Dataset items
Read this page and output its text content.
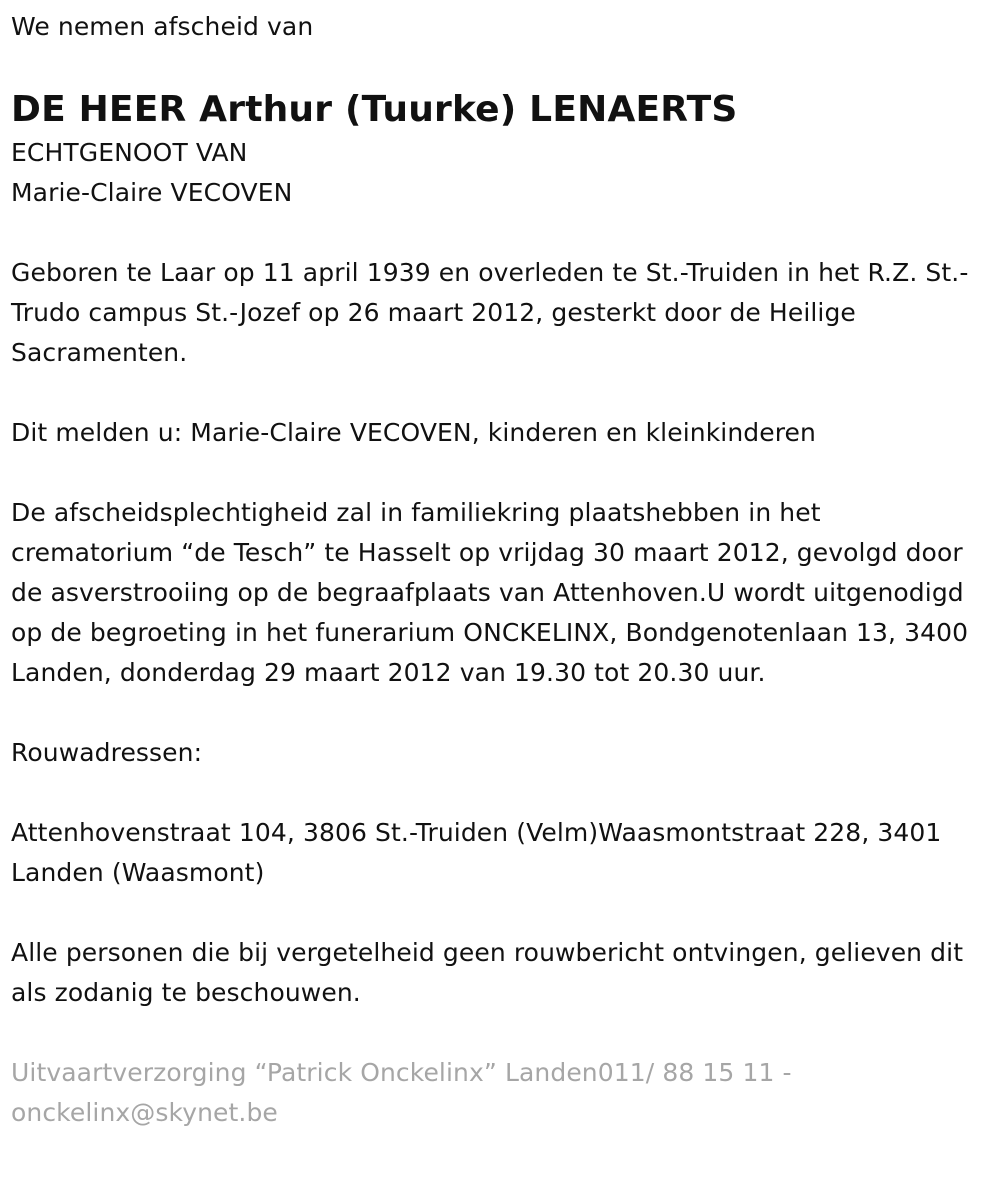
We nemen afscheid van

DE HEER Arthur (Tuurke) LENAERTS

ECHTGENOOT VAN

Marie-Claire VECOVEN

Geboren te Laar op 11 april 1939 en overleden te St.-Truiden in het R.Z. St.-Trudo campus St.-Jozef op 26 maart 2012, gesterkt door de Heilige Sacramenten.

Dit melden u: Marie-Claire VECOVEN, kinderen en kleinkinderen

De afscheidsplechtigheid zal in familiekring plaatshebben in het crematorium “de Tesch” te Hasselt op vrijdag 30 maart 2012, gevolgd door de asverstrooiing op de begraafplaats van Attenhoven.U wordt uitgenodigd op de begroeting in het funerarium ONCKELINX, Bondgenotenlaan 13, 3400 Landen, donderdag 29 maart 2012 van 19.30 tot 20.30 uur.

Rouwadressen:

Attenhovenstraat 104, 3806 St.-Truiden (Velm)Waasmontstraat 228, 3401 Landen (Waasmont)

Alle personen die bij vergetelheid geen rouwbericht ontvingen, gelieven dit als zodanig te beschouwen.

Uitvaartverzorging “Patrick Onckelinx” Landen011/ 88 15 11 - onckelinx@skynet.be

* _AIM OF THE TASK_
Repeat the data above exactly, but not the pictures.

* _RESULT_
Read this page and output its text content.
We nemen afscheid van

DE HEER Arthur (Tuurke) LENAERTS

ECHTGENOOT VAN

Marie-Claire VECOVEN

Geboren te Laar op 11 april 1939 en overleden te St.-Truiden in het R.Z. St.-Trudo campus St.-Jozef op 26 maart 2012, gesterkt door de Heilige Sacramenten.

Dit melden u: Marie-Claire VECOVEN, kinderen en kleinkinderen

De afscheidsplechtigheid zal in familiekring plaatshebben in het crematorium “de Tesch” te Hasselt op vrijdag 30 maart 2012, gevolgd door de asverstrooiing op de begraafplaats van Attenhoven.U wordt uitgenodigd op de begroeting in het funerarium ONCKELINX, Bondgenotenlaan 13, 3400 Landen, donderdag 29 maart 2012 van 19.30 tot 20.30 uur.

Rouwadressen:

Attenhovenstraat 104, 3806 St.-Truiden (Velm)Waasmontstraat 228, 3401 Landen (Waasmont)

Alle personen die bij vergetelheid geen rouwbericht ontvingen, gelieven dit als zodanig te beschouwen.

Uitvaartverzorging “Patrick Onckelinx” Landen011/ 88 15 11 - onckelinx@skynet.be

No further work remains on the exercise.